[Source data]
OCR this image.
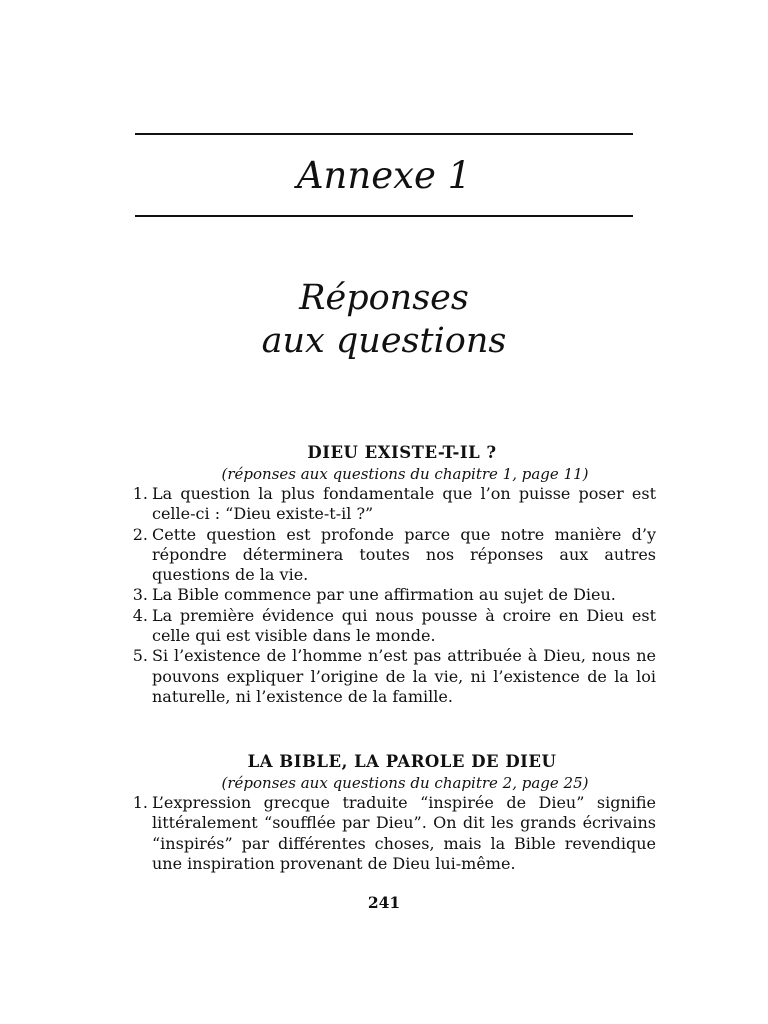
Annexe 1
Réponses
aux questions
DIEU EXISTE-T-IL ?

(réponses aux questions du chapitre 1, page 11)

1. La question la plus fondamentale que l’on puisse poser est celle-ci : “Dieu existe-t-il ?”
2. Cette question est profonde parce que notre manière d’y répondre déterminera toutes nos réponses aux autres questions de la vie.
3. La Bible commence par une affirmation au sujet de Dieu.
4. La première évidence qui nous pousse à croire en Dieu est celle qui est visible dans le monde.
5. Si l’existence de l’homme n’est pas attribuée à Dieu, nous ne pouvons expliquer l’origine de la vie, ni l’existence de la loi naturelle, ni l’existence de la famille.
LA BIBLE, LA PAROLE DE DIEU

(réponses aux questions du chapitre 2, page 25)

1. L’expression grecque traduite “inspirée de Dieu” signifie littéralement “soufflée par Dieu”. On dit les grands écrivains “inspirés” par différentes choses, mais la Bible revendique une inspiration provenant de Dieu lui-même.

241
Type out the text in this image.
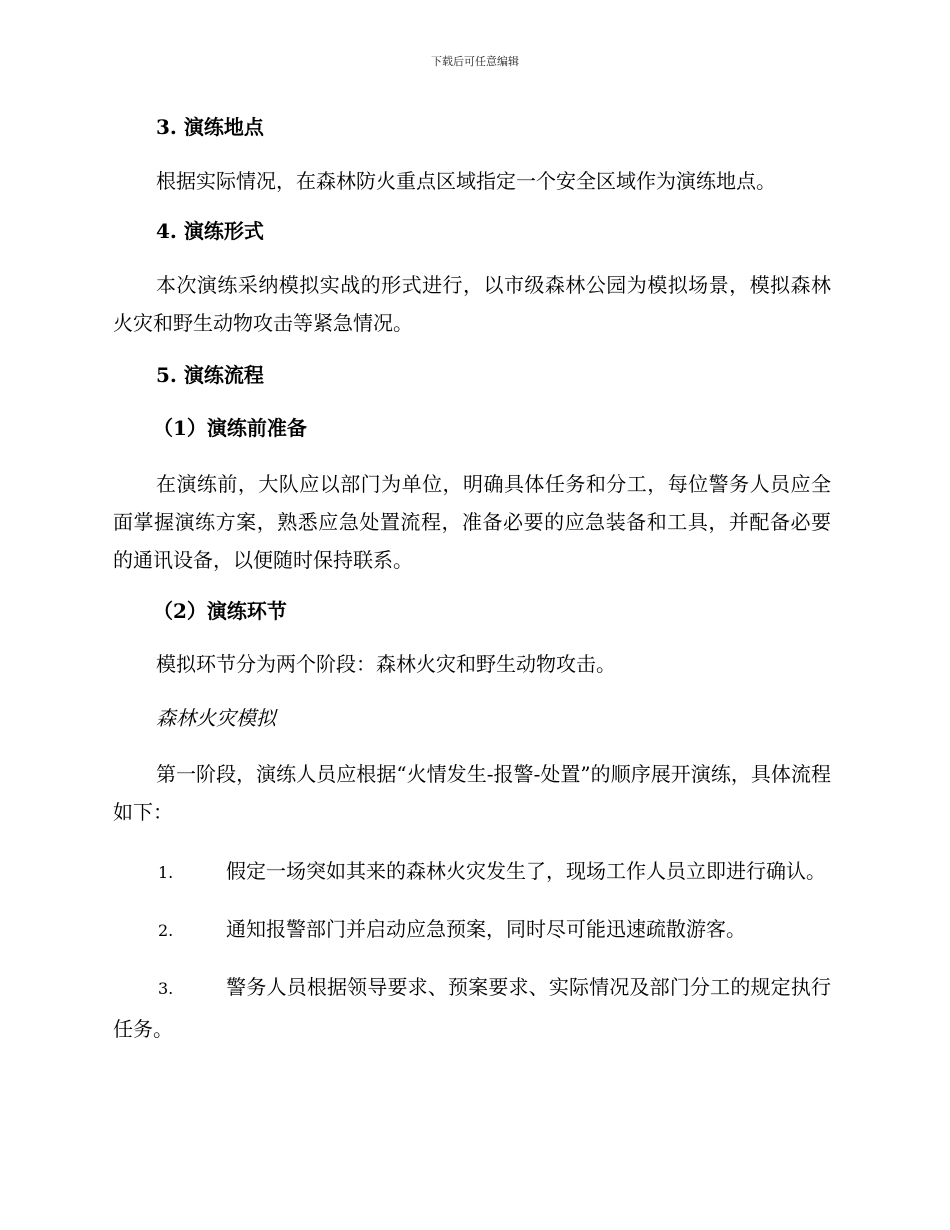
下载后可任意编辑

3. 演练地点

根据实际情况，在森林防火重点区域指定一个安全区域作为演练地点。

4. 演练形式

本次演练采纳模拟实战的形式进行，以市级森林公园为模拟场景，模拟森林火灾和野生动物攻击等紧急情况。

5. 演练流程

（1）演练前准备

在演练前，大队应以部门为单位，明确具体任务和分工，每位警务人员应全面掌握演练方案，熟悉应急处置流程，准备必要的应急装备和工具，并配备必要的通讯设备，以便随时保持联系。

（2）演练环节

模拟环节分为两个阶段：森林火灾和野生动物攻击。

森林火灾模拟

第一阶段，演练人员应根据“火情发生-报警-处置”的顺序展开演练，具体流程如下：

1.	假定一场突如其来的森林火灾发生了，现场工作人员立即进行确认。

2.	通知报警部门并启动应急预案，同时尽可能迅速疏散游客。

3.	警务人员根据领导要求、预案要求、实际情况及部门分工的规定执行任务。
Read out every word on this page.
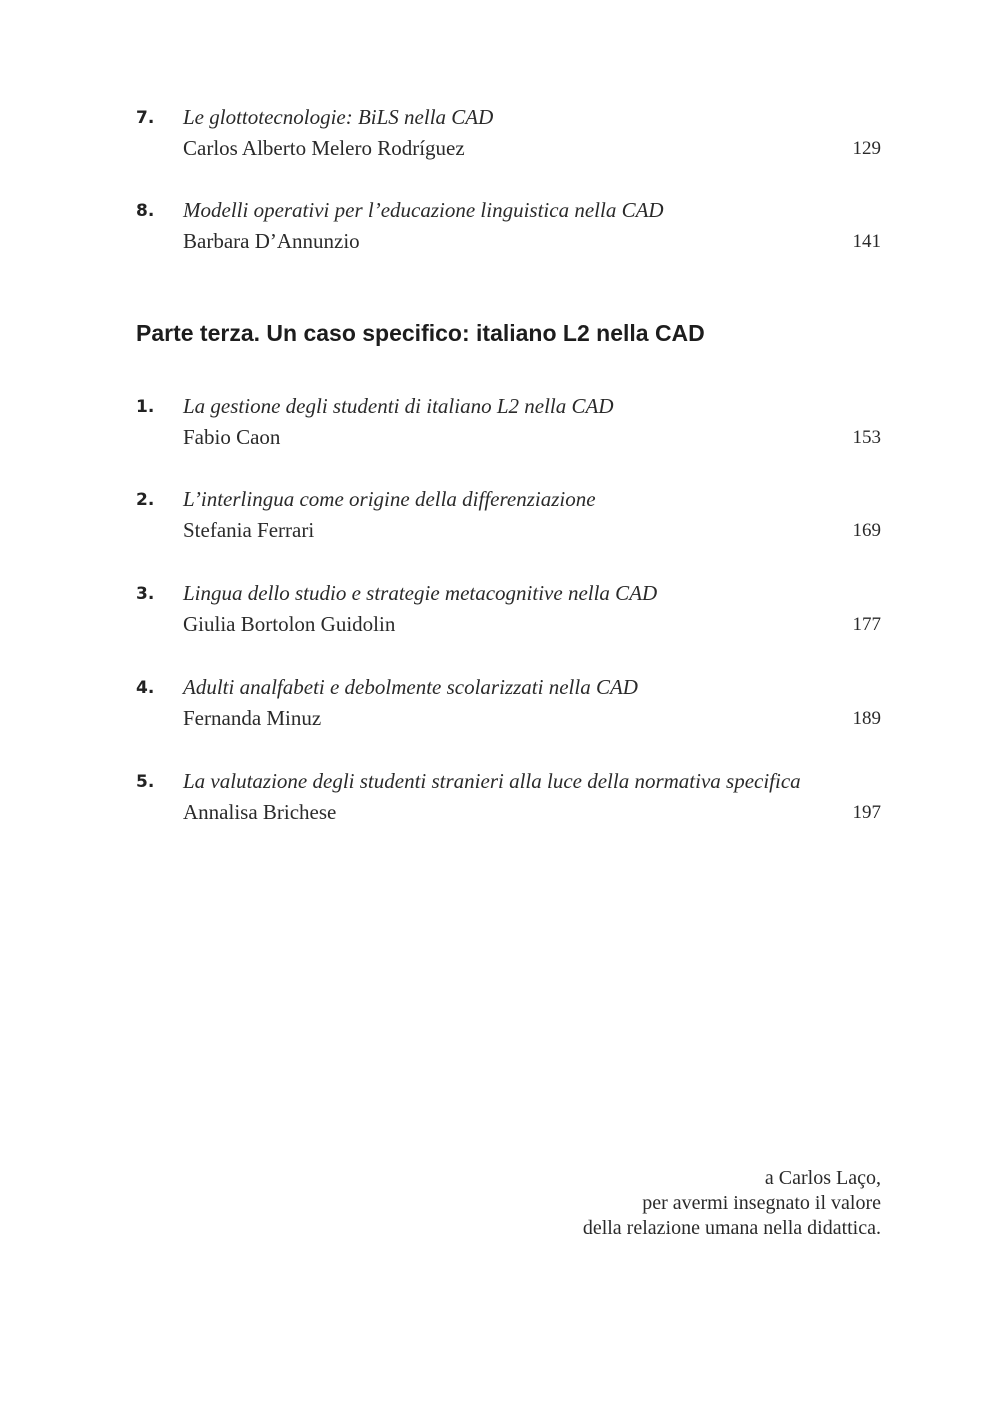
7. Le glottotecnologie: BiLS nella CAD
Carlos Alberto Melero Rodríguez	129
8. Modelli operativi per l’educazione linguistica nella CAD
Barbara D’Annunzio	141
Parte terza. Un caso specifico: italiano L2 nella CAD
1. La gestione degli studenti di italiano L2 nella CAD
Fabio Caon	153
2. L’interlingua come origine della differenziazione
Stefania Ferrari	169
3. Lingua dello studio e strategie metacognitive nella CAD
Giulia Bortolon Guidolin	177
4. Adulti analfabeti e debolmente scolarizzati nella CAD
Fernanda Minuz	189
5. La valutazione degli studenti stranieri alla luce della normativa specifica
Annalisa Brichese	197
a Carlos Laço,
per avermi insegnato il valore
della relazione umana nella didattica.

• **What the exercise asks**
Skip the pictures and retype exactly the lines from the one that contains "Read out every word on this page." to the last line of the records.

• **Full output**
Read out every word on this page.
7. Le glottotecnologie: BiLS nella CAD
Carlos Alberto Melero Rodríguez	129
8. Modelli operativi per l’educazione linguistica nella CAD
Barbara D’Annunzio	141
Parte terza. Un caso specifico: italiano L2 nella CAD
1. La gestione degli studenti di italiano L2 nella CAD
Fabio Caon	153
2. L’interlingua come origine della differenziazione
Stefania Ferrari	169
3. Lingua dello studio e strategie metacognitive nella CAD
Giulia Bortolon Guidolin	177
4. Adulti analfabeti e debolmente scolarizzati nella CAD
Fernanda Minuz	189
5. La valutazione degli studenti stranieri alla luce della normativa specifica
Annalisa Brichese	197
a Carlos Laço,
per avermi insegnato il valore
della relazione umana nella didattica.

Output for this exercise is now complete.